** START OF ENTRIES SUPPLIED **

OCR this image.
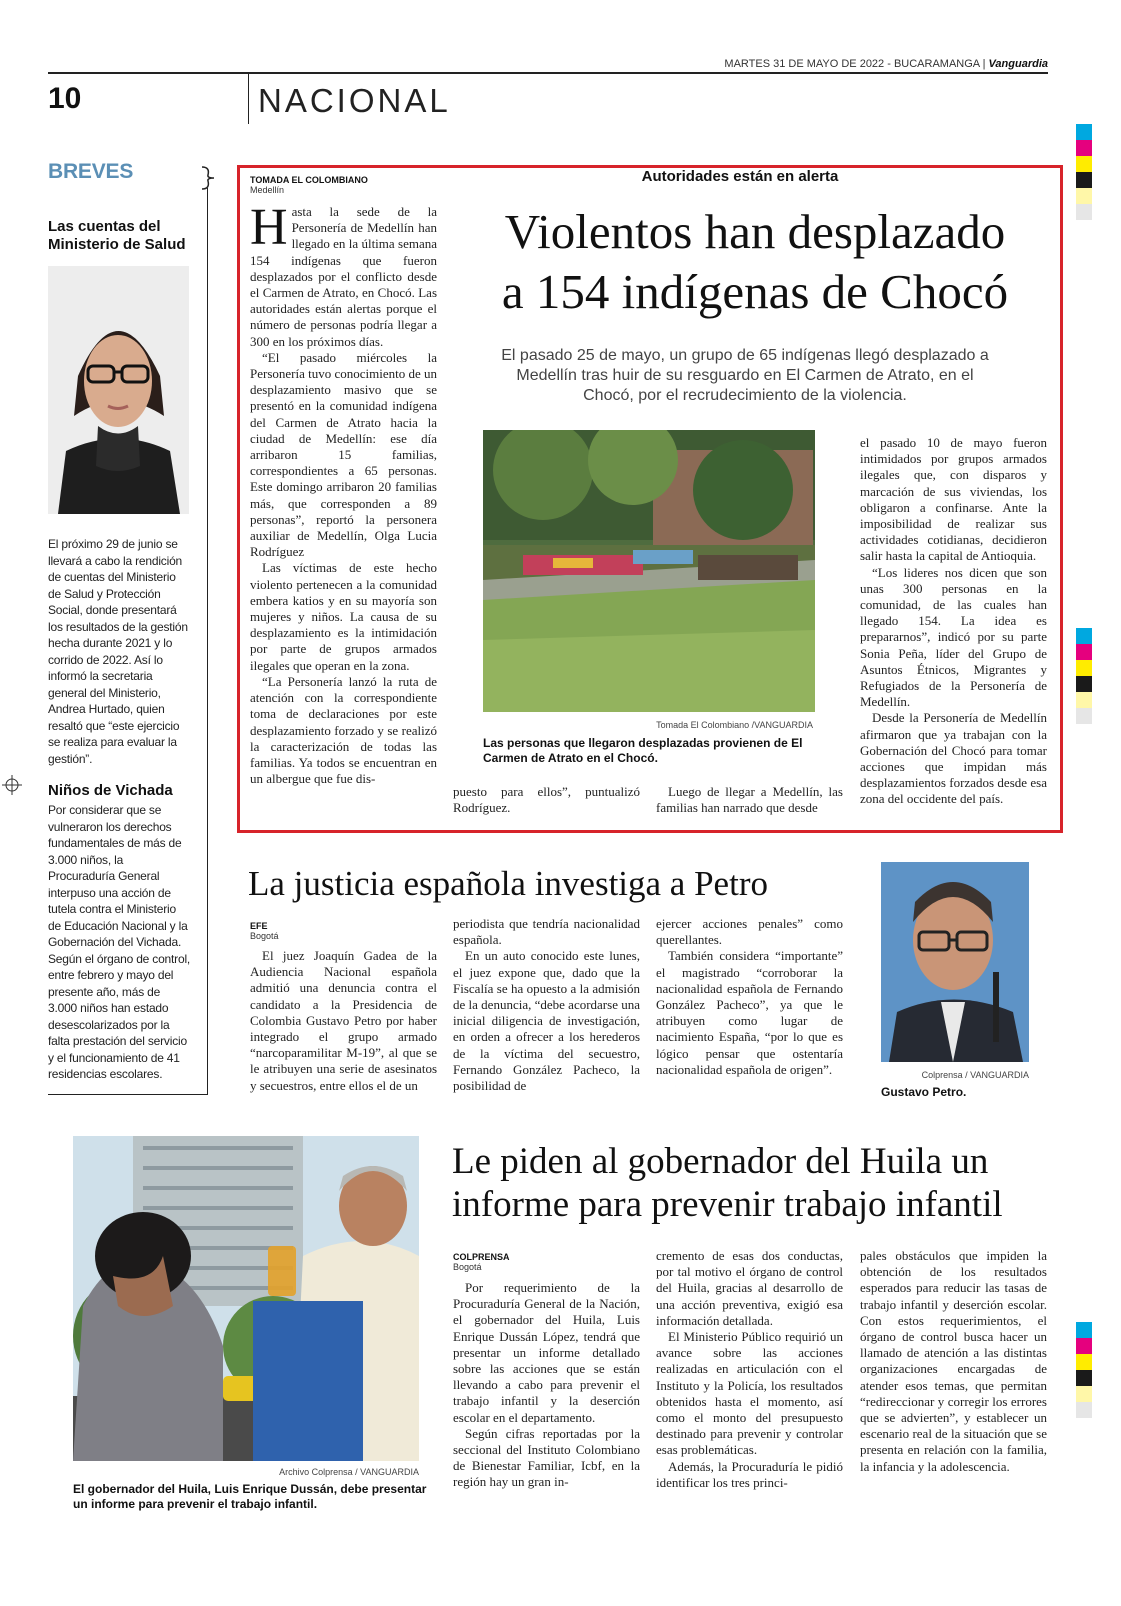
MARTES 31 DE MAYO DE 2022 - BUCARAMANGA | Vanguardia
10	NACIONAL
BREVES
Las cuentas del Ministerio de Salud
El próximo 29 de junio se llevará a cabo la rendición de cuentas del Ministerio de Salud y Protección Social, donde presentará los resultados de la gestión hecha durante 2021 y lo corrido de 2022. Así lo informó la secretaria general del Ministerio, Andrea Hurtado, quien resaltó que “este ejercicio se realiza para evaluar la gestión”.
Niños de Vichada
Por considerar que se vulneraron los derechos fundamentales de más de 3.000 niños, la Procuraduría General interpuso una acción de tutela contra el Ministerio de Educación Nacional y la Gobernación del Vichada. Según el órgano de control, entre febrero y mayo del presente año, más de 3.000 niños han estado desescolarizados por la falta prestación del servicio y el funcionamiento de 41 residencias escolares.
TOMADA EL COLOMBIANO
Medellín
Autoridades están en alerta
Violentos han desplazado
a 154 indígenas de Chocó
El pasado 25 de mayo, un grupo de 65 indígenas llegó desplazado a Medellín tras huir de su resguardo en El Carmen de Atrato, en el Chocó, por el recrudecimiento de la violencia.

Hasta la sede de la Personería de Medellín han llegado en la última semana 154 indígenas que fueron desplazados por el conflicto desde el Carmen de Atrato, en Chocó. Las autoridades están alertas porque el número de personas podría llegar a 300 en los próximos días.

“El pasado miércoles la Personería tuvo conocimiento de un desplazamiento masivo que se presentó en la comunidad indígena del Carmen de Atrato hacia la ciudad de Medellín: ese día arribaron 15 familias, correspondientes a 65 personas. Este domingo arribaron 20 familias más, que corresponden a 89 personas”, reportó la personera auxiliar de Medellín, Olga Lucia Rodríguez

Las víctimas de este hecho violento pertenecen a la comunidad embera katios y en su mayoría son mujeres y niños. La causa de su desplazamiento es la intimidación por parte de grupos armados ilegales que operan en la zona.

“La Personería lanzó la ruta de atención con la correspondiente toma de declaraciones por este desplazamiento forzado y se realizó la caracterización de todas las familias. Ya todos se encuentran en un albergue que fue dis-

Tomada El Colombiano /VANGUARDIA
Las personas que llegaron desplazadas provienen de El Carmen de Atrato en el Chocó.

puesto para ellos”, puntualizó Rodríguez.

Luego de llegar a Medellín, las familias han narrado que desde

el pasado 10 de mayo fueron intimidados por grupos armados ilegales que, con disparos y marcación de sus viviendas, los obligaron a confinarse. Ante la imposibilidad de realizar sus actividades cotidianas, decidieron salir hasta la capital de Antioquia.

“Los lideres nos dicen que son unas 300 personas en la comunidad, de las cuales han llegado 154. La idea es prepararnos”, indicó por su parte Sonia Peña, líder del Grupo de Asuntos Étnicos, Migrantes y Refugiados de la Personería de Medellín.

Desde la Personería de Medellín afirmaron que ya trabajan con la Gobernación del Chocó para tomar acciones que impidan más desplazamientos forzados desde esa zona del occidente del país.

La justicia española investiga a Petro
EFE
Bogotá

El juez Joaquín Gadea de la Audiencia Nacional española admitió una denuncia contra el candidato a la Presidencia de Colombia Gustavo Petro por haber integrado el grupo armado “narcoparamilitar M-19”, al que se le atribuyen una serie de asesinatos y secuestros, entre ellos el de un

periodista que tendría nacionalidad española.

En un auto conocido este lunes, el juez expone que, dado que la Fiscalía se ha opuesto a la admisión de la denuncia, “debe acordarse una inicial diligencia de investigación, en orden a ofrecer a los herederos de la víctima del secuestro, Fernando González Pacheco, la posibilidad de

ejercer acciones penales” como querellantes.

También considera “importante” el magistrado “corroborar la nacionalidad española de Fernando González Pacheco”, ya que le atribuyen como lugar de nacimiento España, “por lo que es lógico pensar que ostentaría nacionalidad española de origen”.	Colprensa / VANGUARDIA
Gustavo Petro.
Archivo Colprensa / VANGUARDIA
El gobernador del Huila, Luis Enrique Dussán, debe presentar un informe para prevenir el trabajo infantil.
Le piden al gobernador del Huila un informe para prevenir trabajo infantil
COLPRENSA
Bogotá

Por requerimiento de la Procuraduría General de la Nación, el gobernador del Huila, Luis Enrique Dussán López, tendrá que presentar un informe detallado sobre las acciones que se están llevando a cabo para prevenir el trabajo infantil y la deserción escolar en el departamento.

Según cifras reportadas por la seccional del Instituto Colombiano de Bienestar Familiar, Icbf, en la región hay un gran in-

cremento de esas dos conductas, por tal motivo el órgano de control del Huila, gracias al desarrollo de una acción preventiva, exigió esa información detallada.

El Ministerio Público requirió un avance sobre las acciones realizadas en articulación con el Instituto y la Policía, los resultados obtenidos hasta el momento, así como el monto del presupuesto destinado para prevenir y controlar esas problemáticas.

Además, la Procuraduría le pidió identificar los tres princi-

pales obstáculos que impiden la obtención de los resultados esperados para reducir las tasas de trabajo infantil y deserción escolar. Con estos requerimientos, el órgano de control busca hacer un llamado de atención a las distintas organizaciones encargadas de atender esos temas, que permitan “redireccionar y corregir los errores que se advierten”, y establecer un escenario real de la situación que se presenta en relación con la familia, la infancia y la adolescencia.
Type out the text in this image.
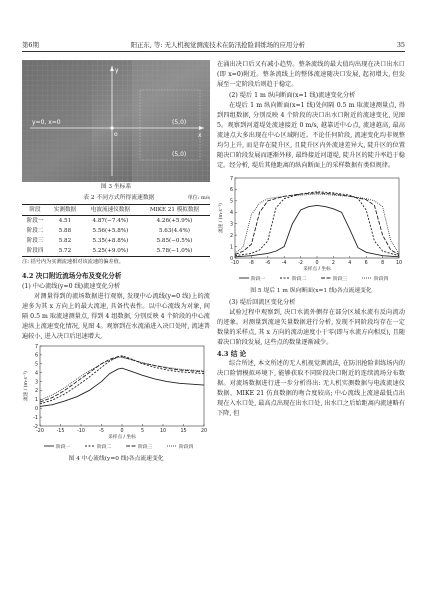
第6期	阳正东, 等: 无人机视觉测流技术在防汛抢险训练场的应用分析	35
y=0, x=0	(5,0)
(5,0)
x
y
o
图 3 坐标系
表 2 不同方式所得流速数据	单位: m/s
阶段	实测数据	电波流速仪数据	MIKE 21 模拟数据
阶段一	4.51	4.87(−7.4%)	4.26(+5.9%)
阶段二	5.88	5.56(+5.8%)	5.63(4.4%)
阶段三	5.82	5.35(+8.8%)	5.85(−0.5%)
阶段四	5.72	5.25(+9.0%)	5.78(−1.0%)
注: 括号内为实测流速相对该流速的偏差值。
4.2 决口附近流场分布及变化分析
(1) 中心流线(y=0 线)流速变化分析

对测量得到的流场数据进行观察, 发现中心流线(y=0 线)上的流速多为其 x 方向上的最大流速, 具备代表性。以中心流线为对象, 间隔 0.5 m 取流速测量点, 得到 4 组数据, 分别反映 4 个阶段的中心流速纵上流速变化情况, 见图 4。观察到在水流涌进入决口处时, 流速普遍较小, 进入决口后迅速增大,

-2
-1
0
1
2
3
4
5
6
7
-20	-15	-10	-5	0	5	10	15	20
流速 / (m·s⁻¹)
采样点 / 坐标
阶段一	阶段二	阶段三	阶段四
图 4 中心流线(y=0 线)各点流速变化

在涌出决口后又有减小趋势。整条流线的最大值均出现在决口出水口(即 x=0)附近。整条流线上的整体流速随决口发展, 起初增大, 但发展至一定阶段后则趋于稳定。

(2) 堤后 1 m 纵向断面(x=1 线)流速变化分析

在堤后 1 m 纵向断面(x=1 线)处间隔 0.5 m 取流速测量点, 得到四组数据, 分别反映 4 个阶段的决口出水口附近的流速变化, 见图 5。观察到河道堤处流速接近 0 m/s, 越靠近中心点, 流速越高, 最高流速点大多出现在中心区域附近。不论任何阶段, 流速变化均非规整均匀上升, 而是存在陡升区, 且陡升区内外流速差异大, 陡升区的位置随决口阶段发展而逐渐外移, 最终接近河道堤, 陡升区的陡升率趋于稳定。经分析, 堤后其他距离的纵向断面上的采样数据有类似规律。

0
1
2
3
4
5
6
7
-10 -8 -6 -4 -2	0	2	4	6	8 10
流速 / (m·s⁻¹)
采样点 / 坐标
阶段一	阶段二	阶段三	阶段四
图 5 堤后 1 m 纵向断面(x=1 线)各点流速变化
(3) 堤后回流区变化分析

试验过程中观察到, 决口水流外侧存在部分区域水流有反向流动的迹象。对测量到流速矢量数据进行分析, 发现不同阶段均存在一定数量的采样点, 其 x 方向的流动速度小于零(即与水流方向相反), 且随着决口阶段发展, 这些点的数量逐渐减少。

4.3 结 论

综合所述, 本文所述的无人机视觉测流法, 在防汛抢险训练场内的决口险情模拟环境下, 能够获取不同阶段决口附近的连续流场分布数据。对流场数据进行进一步分析得出: 无人机实测数据与电波流速仪数据、MIKE 21 仿真数据的吻合度较高; 中心流线上流速最低点出现在入水口处, 最高点出现在出水口处, 出水口之后始距离内流速略有下降, 但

** END OF ENTRIES SUPPLIED **

PROBLEM TO WORK ON: Filter the entries above down to the lines containing the word "Gobernación".

WRITTEN RESPONSE:
Por considerar que se vulneraron los derechos fundamentales de más de 3.000 niños, la Procuraduría General interpuso una acción de tutela contra el Ministerio de Educación Nacional y la Gobernación del Vichada. Según el órgano de control, entre febrero y mayo del presente año, más de 3.000 niños han estado desescolarizados por la falta prestación del servicio y el funcionamiento de 41 residencias escolares.
Desde la Personería de Medellín afirmaron que ya trabajan con la Gobernación del Chocó para tomar acciones que impidan más desplazamientos forzados desde esa zona del occidente del país.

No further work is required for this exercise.